▶ [INSTRUCTIONS FOR THE TASK]:
Set down the data below without change, skipping the pictures it holds.

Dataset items
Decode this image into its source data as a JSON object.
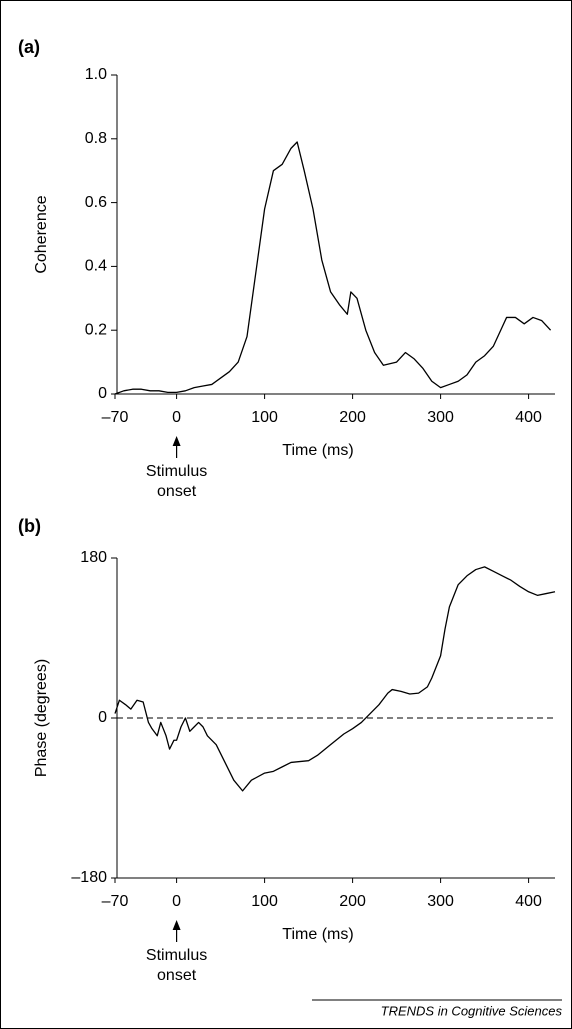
{
  "footer": "TRENDS in Cognitive Sciences",
  "chart_data": [
    {
      "type": "line",
      "panel_label": "(a)",
      "ylabel": "Coherence",
      "xlabel": "Time (ms)",
      "xlim": [
        -70,
        430
      ],
      "xticks": [
        {
          "value": -70,
          "label": "–70"
        },
        0,
        100,
        200,
        300,
        400
      ],
      "ylim": [
        0,
        1
      ],
      "yticks": [
        0,
        0.2,
        0.4,
        0.6,
        0.8,
        {
          "value": 1,
          "label": "1.0"
        }
      ],
      "color": "#000000",
      "annotation": {
        "text": [
          "Stimulus",
          "onset"
        ],
        "x": 0
      },
      "x": [
        -70,
        -60,
        -50,
        -40,
        -30,
        -20,
        -10,
        0,
        10,
        20,
        30,
        40,
        50,
        60,
        70,
        80,
        90,
        100,
        110,
        120,
        130,
        137,
        145,
        155,
        165,
        175,
        185,
        194,
        198,
        205,
        215,
        225,
        235,
        250,
        260,
        270,
        280,
        290,
        300,
        310,
        320,
        330,
        340,
        350,
        360,
        370,
        375,
        385,
        395,
        405,
        415,
        425
      ],
      "values": [
        0,
        0.01,
        0.015,
        0.015,
        0.01,
        0.01,
        0.005,
        0.005,
        0.01,
        0.02,
        0.025,
        0.03,
        0.05,
        0.07,
        0.1,
        0.18,
        0.38,
        0.58,
        0.7,
        0.72,
        0.77,
        0.79,
        0.7,
        0.58,
        0.42,
        0.32,
        0.28,
        0.25,
        0.32,
        0.3,
        0.2,
        0.13,
        0.09,
        0.1,
        0.13,
        0.11,
        0.08,
        0.04,
        0.02,
        0.03,
        0.04,
        0.06,
        0.1,
        0.12,
        0.15,
        0.21,
        0.24,
        0.24,
        0.22,
        0.24,
        0.23,
        0.2
      ]
    },
    {
      "type": "line",
      "panel_label": "(b)",
      "ylabel": "Phase (degrees)",
      "xlabel": "Time (ms)",
      "xlim": [
        -70,
        430
      ],
      "xticks": [
        {
          "value": -70,
          "label": "–70"
        },
        0,
        100,
        200,
        300,
        400
      ],
      "ylim": [
        -180,
        180
      ],
      "yticks": [
        {
          "value": -180,
          "label": "–180"
        },
        0,
        180
      ],
      "hline": 0,
      "color": "#000000",
      "annotation": {
        "text": [
          "Stimulus",
          "onset"
        ],
        "x": 0
      },
      "x": [
        -70,
        -65,
        -58,
        -52,
        -45,
        -38,
        -32,
        -28,
        -22,
        -18,
        -12,
        -8,
        -3,
        0,
        5,
        10,
        15,
        20,
        25,
        30,
        35,
        45,
        55,
        65,
        75,
        85,
        100,
        110,
        120,
        130,
        150,
        160,
        175,
        190,
        200,
        210,
        220,
        230,
        240,
        245,
        255,
        265,
        275,
        285,
        290,
        300,
        305,
        310,
        320,
        330,
        340,
        350,
        360,
        370,
        380,
        390,
        400,
        410,
        420,
        430
      ],
      "values": [
        5,
        20,
        15,
        10,
        20,
        18,
        -5,
        -12,
        -20,
        -5,
        -20,
        -35,
        -25,
        -25,
        -10,
        0,
        -15,
        -10,
        -5,
        -10,
        -20,
        -30,
        -50,
        -70,
        -82,
        -70,
        -62,
        -60,
        -55,
        -50,
        -48,
        -42,
        -30,
        -18,
        -12,
        -5,
        5,
        15,
        28,
        32,
        30,
        27,
        28,
        35,
        45,
        70,
        100,
        125,
        150,
        160,
        167,
        170,
        165,
        160,
        155,
        148,
        142,
        138,
        140,
        142
      ]
    }
  ]
}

▶ [ANSWER TO THIS TASK]:
Decode this image into its source data as a JSON object.
{
  "footer": "TRENDS in Cognitive Sciences",
  "chart_data": [
    {
      "type": "line",
      "panel_label": "(a)",
      "ylabel": "Coherence",
      "xlabel": "Time (ms)",
      "xlim": [
        -70,
        430
      ],
      "xticks": [
        {
          "value": -70,
          "label": "–70"
        },
        0,
        100,
        200,
        300,
        400
      ],
      "ylim": [
        0,
        1
      ],
      "yticks": [
        0,
        0.2,
        0.4,
        0.6,
        0.8,
        {
          "value": 1,
          "label": "1.0"
        }
      ],
      "color": "#000000",
      "annotation": {
        "text": [
          "Stimulus",
          "onset"
        ],
        "x": 0
      },
      "x": [
        -70,
        -60,
        -50,
        -40,
        -30,
        -20,
        -10,
        0,
        10,
        20,
        30,
        40,
        50,
        60,
        70,
        80,
        90,
        100,
        110,
        120,
        130,
        137,
        145,
        155,
        165,
        175,
        185,
        194,
        198,
        205,
        215,
        225,
        235,
        250,
        260,
        270,
        280,
        290,
        300,
        310,
        320,
        330,
        340,
        350,
        360,
        370,
        375,
        385,
        395,
        405,
        415,
        425
      ],
      "values": [
        0,
        0.01,
        0.015,
        0.015,
        0.01,
        0.01,
        0.005,
        0.005,
        0.01,
        0.02,
        0.025,
        0.03,
        0.05,
        0.07,
        0.1,
        0.18,
        0.38,
        0.58,
        0.7,
        0.72,
        0.77,
        0.79,
        0.7,
        0.58,
        0.42,
        0.32,
        0.28,
        0.25,
        0.32,
        0.3,
        0.2,
        0.13,
        0.09,
        0.1,
        0.13,
        0.11,
        0.08,
        0.04,
        0.02,
        0.03,
        0.04,
        0.06,
        0.1,
        0.12,
        0.15,
        0.21,
        0.24,
        0.24,
        0.22,
        0.24,
        0.23,
        0.2
      ]
    },
    {
      "type": "line",
      "panel_label": "(b)",
      "ylabel": "Phase (degrees)",
      "xlabel": "Time (ms)",
      "xlim": [
        -70,
        430
      ],
      "xticks": [
        {
          "value": -70,
          "label": "–70"
        },
        0,
        100,
        200,
        300,
        400
      ],
      "ylim": [
        -180,
        180
      ],
      "yticks": [
        {
          "value": -180,
          "label": "–180"
        },
        0,
        180
      ],
      "hline": 0,
      "color": "#000000",
      "annotation": {
        "text": [
          "Stimulus",
          "onset"
        ],
        "x": 0
      },
      "x": [
        -70,
        -65,
        -58,
        -52,
        -45,
        -38,
        -32,
        -28,
        -22,
        -18,
        -12,
        -8,
        -3,
        0,
        5,
        10,
        15,
        20,
        25,
        30,
        35,
        45,
        55,
        65,
        75,
        85,
        100,
        110,
        120,
        130,
        150,
        160,
        175,
        190,
        200,
        210,
        220,
        230,
        240,
        245,
        255,
        265,
        275,
        285,
        290,
        300,
        305,
        310,
        320,
        330,
        340,
        350,
        360,
        370,
        380,
        390,
        400,
        410,
        420,
        430
      ],
      "values": [
        5,
        20,
        15,
        10,
        20,
        18,
        -5,
        -12,
        -20,
        -5,
        -20,
        -35,
        -25,
        -25,
        -10,
        0,
        -15,
        -10,
        -5,
        -10,
        -20,
        -30,
        -50,
        -70,
        -82,
        -70,
        -62,
        -60,
        -55,
        -50,
        -48,
        -42,
        -30,
        -18,
        -12,
        -5,
        5,
        15,
        28,
        32,
        30,
        27,
        28,
        35,
        45,
        70,
        100,
        125,
        150,
        160,
        167,
        170,
        165,
        160,
        155,
        148,
        142,
        138,
        140,
        142
      ]
    }
  ]
}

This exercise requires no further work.